> [Short exercise]: Restate the full set of records exactly, word for word.

> [Input material]:
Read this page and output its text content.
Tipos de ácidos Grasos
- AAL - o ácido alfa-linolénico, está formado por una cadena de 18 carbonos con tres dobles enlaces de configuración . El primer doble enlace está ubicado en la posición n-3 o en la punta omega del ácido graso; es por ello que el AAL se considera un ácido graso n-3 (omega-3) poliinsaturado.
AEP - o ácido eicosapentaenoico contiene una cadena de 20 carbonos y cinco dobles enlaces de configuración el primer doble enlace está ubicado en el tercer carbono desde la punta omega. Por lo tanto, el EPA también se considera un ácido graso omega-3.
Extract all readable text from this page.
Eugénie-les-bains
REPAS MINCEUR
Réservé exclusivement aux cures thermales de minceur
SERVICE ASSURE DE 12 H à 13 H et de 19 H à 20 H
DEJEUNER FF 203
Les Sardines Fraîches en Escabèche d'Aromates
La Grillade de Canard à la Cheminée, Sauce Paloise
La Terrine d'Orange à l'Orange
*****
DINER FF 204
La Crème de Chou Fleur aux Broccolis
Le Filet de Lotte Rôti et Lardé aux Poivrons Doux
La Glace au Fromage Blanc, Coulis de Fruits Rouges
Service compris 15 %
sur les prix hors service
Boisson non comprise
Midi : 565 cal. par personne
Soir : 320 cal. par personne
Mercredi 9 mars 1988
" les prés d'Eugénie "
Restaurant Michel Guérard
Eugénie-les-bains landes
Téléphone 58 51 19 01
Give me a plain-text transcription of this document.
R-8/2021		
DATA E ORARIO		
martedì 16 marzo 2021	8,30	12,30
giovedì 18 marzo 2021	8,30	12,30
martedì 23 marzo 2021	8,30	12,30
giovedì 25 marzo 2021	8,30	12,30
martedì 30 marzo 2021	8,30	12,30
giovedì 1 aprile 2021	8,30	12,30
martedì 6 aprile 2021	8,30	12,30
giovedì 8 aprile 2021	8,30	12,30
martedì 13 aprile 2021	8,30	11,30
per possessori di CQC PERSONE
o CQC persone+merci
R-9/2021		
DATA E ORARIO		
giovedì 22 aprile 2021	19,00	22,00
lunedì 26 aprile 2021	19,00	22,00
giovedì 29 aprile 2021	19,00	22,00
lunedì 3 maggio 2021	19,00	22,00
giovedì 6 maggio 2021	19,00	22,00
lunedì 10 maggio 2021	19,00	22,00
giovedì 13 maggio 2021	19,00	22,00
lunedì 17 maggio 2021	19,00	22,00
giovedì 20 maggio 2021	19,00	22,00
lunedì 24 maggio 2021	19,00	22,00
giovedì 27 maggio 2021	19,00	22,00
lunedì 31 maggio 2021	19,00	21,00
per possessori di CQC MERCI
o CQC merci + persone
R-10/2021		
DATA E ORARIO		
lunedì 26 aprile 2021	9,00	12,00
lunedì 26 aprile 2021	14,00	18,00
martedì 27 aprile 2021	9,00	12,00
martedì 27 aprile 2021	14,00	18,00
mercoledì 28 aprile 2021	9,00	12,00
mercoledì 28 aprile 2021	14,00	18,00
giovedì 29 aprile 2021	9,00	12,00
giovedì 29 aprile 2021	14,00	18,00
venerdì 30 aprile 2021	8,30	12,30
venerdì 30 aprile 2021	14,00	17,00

> [Response for this exercise]:
Read this page and output its text content.
Tipos de ácidos Grasos
- AAL - o ácido alfa-linolénico, está formado por una cadena de 18 carbonos con tres dobles enlaces de configuración . El primer doble enlace está ubicado en la posición n-3 o en la punta omega del ácido graso; es por ello que el AAL se considera un ácido graso n-3 (omega-3) poliinsaturado.
AEP - o ácido eicosapentaenoico contiene una cadena de 20 carbonos y cinco dobles enlaces de configuración el primer doble enlace está ubicado en el tercer carbono desde la punta omega. Por lo tanto, el EPA también se considera un ácido graso omega-3.
Extract all readable text from this page.
Eugénie-les-bains
REPAS MINCEUR
Réservé exclusivement aux cures thermales de minceur
SERVICE ASSURE DE 12 H à 13 H et de 19 H à 20 H
DEJEUNER FF 203
Les Sardines Fraîches en Escabèche d'Aromates
La Grillade de Canard à la Cheminée, Sauce Paloise
La Terrine d'Orange à l'Orange
*****
DINER FF 204
La Crème de Chou Fleur aux Broccolis
Le Filet de Lotte Rôti et Lardé aux Poivrons Doux
La Glace au Fromage Blanc, Coulis de Fruits Rouges
Service compris 15 %
sur les prix hors service
Boisson non comprise
Midi : 565 cal. par personne
Soir : 320 cal. par personne
Mercredi 9 mars 1988
" les prés d'Eugénie "
Restaurant Michel Guérard
Eugénie-les-bains landes
Téléphone 58 51 19 01
Give me a plain-text transcription of this document.
R-8/2021		
DATA E ORARIO		
martedì 16 marzo 2021	8,30	12,30
giovedì 18 marzo 2021	8,30	12,30
martedì 23 marzo 2021	8,30	12,30
giovedì 25 marzo 2021	8,30	12,30
martedì 30 marzo 2021	8,30	12,30
giovedì 1 aprile 2021	8,30	12,30
martedì 6 aprile 2021	8,30	12,30
giovedì 8 aprile 2021	8,30	12,30
martedì 13 aprile 2021	8,30	11,30
per possessori di CQC PERSONE
o CQC persone+merci
R-9/2021		
DATA E ORARIO		
giovedì 22 aprile 2021	19,00	22,00
lunedì 26 aprile 2021	19,00	22,00
giovedì 29 aprile 2021	19,00	22,00
lunedì 3 maggio 2021	19,00	22,00
giovedì 6 maggio 2021	19,00	22,00
lunedì 10 maggio 2021	19,00	22,00
giovedì 13 maggio 2021	19,00	22,00
lunedì 17 maggio 2021	19,00	22,00
giovedì 20 maggio 2021	19,00	22,00
lunedì 24 maggio 2021	19,00	22,00
giovedì 27 maggio 2021	19,00	22,00
lunedì 31 maggio 2021	19,00	21,00
per possessori di CQC MERCI
o CQC merci + persone
R-10/2021		
DATA E ORARIO		
lunedì 26 aprile 2021	9,00	12,00
lunedì 26 aprile 2021	14,00	18,00
martedì 27 aprile 2021	9,00	12,00
martedì 27 aprile 2021	14,00	18,00
mercoledì 28 aprile 2021	9,00	12,00
mercoledì 28 aprile 2021	14,00	18,00
giovedì 29 aprile 2021	9,00	12,00
giovedì 29 aprile 2021	14,00	18,00
venerdì 30 aprile 2021	8,30	12,30
venerdì 30 aprile 2021	14,00	17,00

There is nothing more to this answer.